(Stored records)
********

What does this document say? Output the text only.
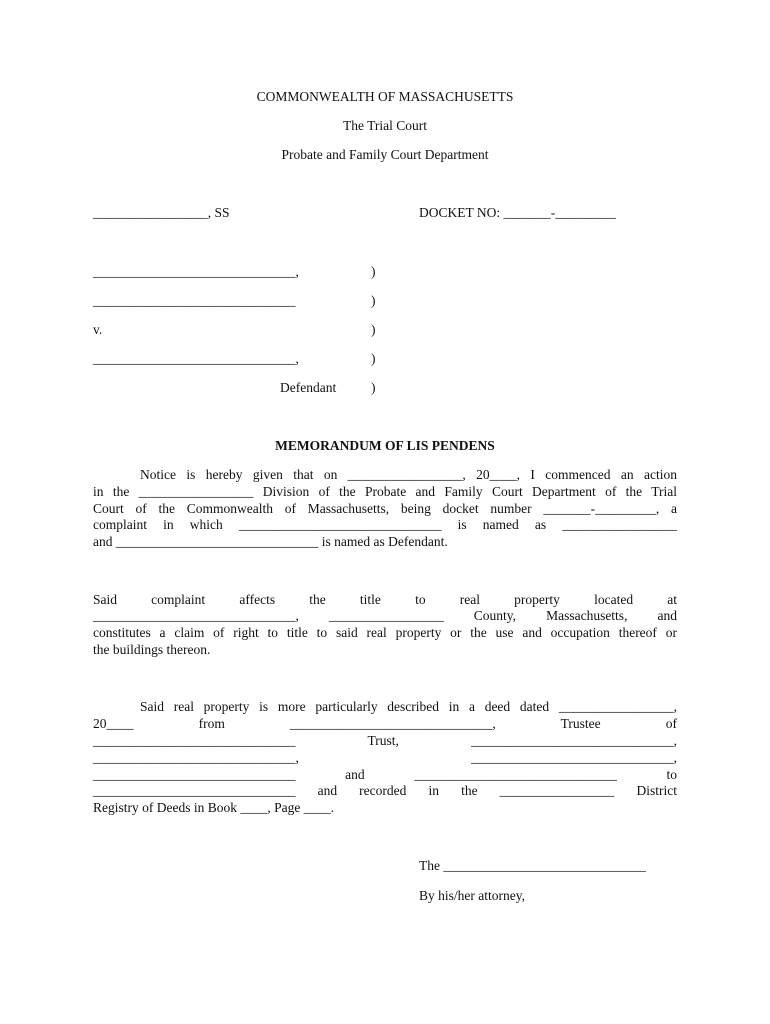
COMMONWEALTH OF MASSACHUSETTS
The Trial Court
Probate and Family Court Department
_________________, SS	DOCKET NO: _______-_________
______________________________,	)
______________________________	)
v.	)
______________________________,	)
Defendant	)
MEMORANDUM OF LIS PENDENS
Notice is hereby given that on _________________, 20____, I commenced an action
in the _________________ Division of the Probate and Family Court Department of the Trial
Court of the Commonwealth of Massachusetts, being docket number _______-_________, a
complaint in which ______________________________ is named as _________________
and ______________________________ is named as Defendant.
Said complaint affects the title to real property located at
______________________________, _________________ County, Massachusetts, and
constitutes a claim of right to title to said real property or the use and occupation thereof or
the buildings thereon.
Said real property is more particularly described in a deed dated _________________,
20____ from ______________________________, Trustee of
______________________________ Trust, ______________________________,
______________________________, ______________________________,
______________________________ and ______________________________ to
______________________________ and recorded in the _________________ District
Registry of Deeds in Book ____, Page ____.
The ______________________________
By his/her attorney,
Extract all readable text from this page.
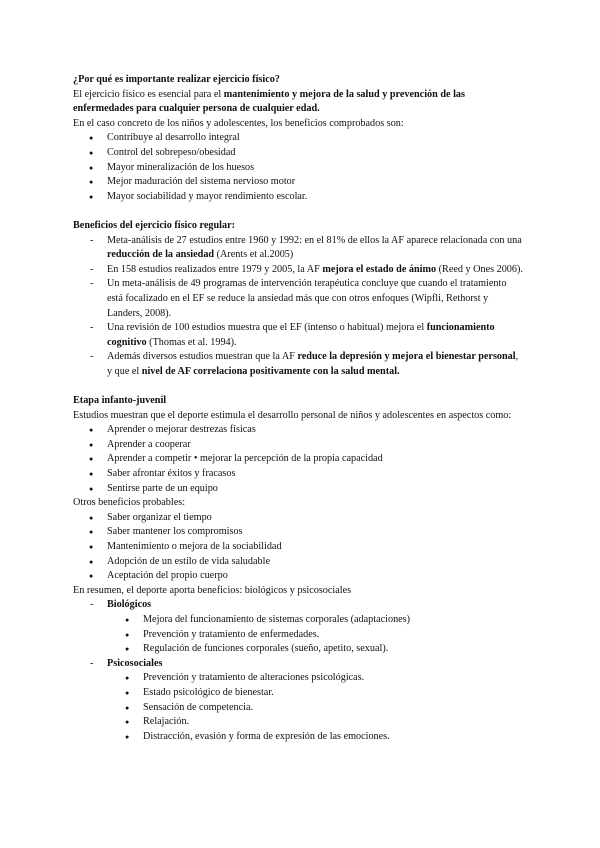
¿Por qué es importante realizar ejercicio físico?

El ejercicio físico es esencial para el mantenimiento y mejora de la salud y prevención de las enfermedades para cualquier persona de cualquier edad.

En el caso concreto de los niños y adolescentes, los beneficios comprobados son:

● Contribuye al desarrollo integral
● Control del sobrepeso/obesidad
● Mayor mineralización de los huesos
● Mejor maduración del sistema nervioso motor
● Mayor sociabilidad y mayor rendimiento escolar.

Beneficios del ejercicio físico regular:

- Meta-análisis de 27 estudios entre 1960 y 1992: en el 81% de ellos la AF aparece relacionada con una reducción de la ansiedad (Arents et al.2005)
- En 158 estudios realizados entre 1979 y 2005, la AF mejora el estado de ánimo (Reed y Ones 2006).
- Un meta-análisis de 49 programas de intervención terapéutica concluye que cuando el tratamiento está focalizado en el EF se reduce la ansiedad más que con otros enfoques (Wipfli, Rethorst y Landers, 2008).
- Una revisión de 100 estudios muestra que el EF (intenso o habitual) mejora el funcionamiento cognitivo (Thomas et al. 1994).
- Además diversos estudios muestran que la AF reduce la depresión y mejora el bienestar personal, y que el nivel de AF correlaciona positivamente con la salud mental.

Etapa infanto-juvenil

Estudios muestran que el deporte estimula el desarrollo personal de niños y adolescentes en aspectos como:

● Aprender o mejorar destrezas físicas
● Aprender a cooperar
● Aprender a competir • mejorar la percepción de la propia capacidad
● Saber afrontar éxitos y fracasos
● Sentirse parte de un equipo

Otros beneficios probables:

● Saber organizar el tiempo
● Saber mantener los compromisos
● Mantenimiento o mejora de la sociabilidad
● Adopción de un estilo de vida saludable
● Aceptación del propio cuerpo

En resumen, el deporte aporta beneficios: biológicos y psicosociales

- Biológicos
● Mejora del funcionamiento de sistemas corporales (adaptaciones)
● Prevención y tratamiento de enfermedades.
● Regulación de funciones corporales (sueño, apetito, sexual).
- Psicosociales
● Prevención y tratamiento de alteraciones psicológicas.
● Estado psicológico de bienestar.
● Sensación de competencia.
● Relajación.
● Distracción, evasión y forma de expresión de las emociones.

********

INSTRUCTION: From the data above, gather every line that includes the word "físico".

ANSWER TO THE EXERCISE:
¿Por qué es importante realizar ejercicio físico?
El ejercicio físico es esencial para el mantenimiento y mejora de la salud y prevención de las enfermedades para cualquier persona de cualquier edad.
Beneficios del ejercicio físico regular:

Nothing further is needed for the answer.